— SHORT TASK —
Please restate the following records word for word.

[Stored data]
◆ ◆ ◆ ◆ ◆ ◆ ◆
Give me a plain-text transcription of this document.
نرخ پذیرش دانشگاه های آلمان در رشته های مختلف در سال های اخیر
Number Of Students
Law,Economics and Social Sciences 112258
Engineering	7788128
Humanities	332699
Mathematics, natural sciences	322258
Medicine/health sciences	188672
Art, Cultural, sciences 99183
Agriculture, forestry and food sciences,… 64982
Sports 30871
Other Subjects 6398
◆ ◆ ◆ ◆ ◆ ◆ ◆
— TASK SOLUTION —
Give me a plain-text transcription of this document.
نرخ پذیرش دانشگاه های آلمان در رشته های مختلف در سال های اخیر
Number Of Students
Law,Economics and Social Sciences 112258
Engineering	7788128
Humanities	332699
Mathematics, natural sciences	322258
Medicine/health sciences	188672
Art, Cultural, sciences 99183
Agriculture, forestry and food sciences,… 64982
Sports 30871
Other Subjects 6398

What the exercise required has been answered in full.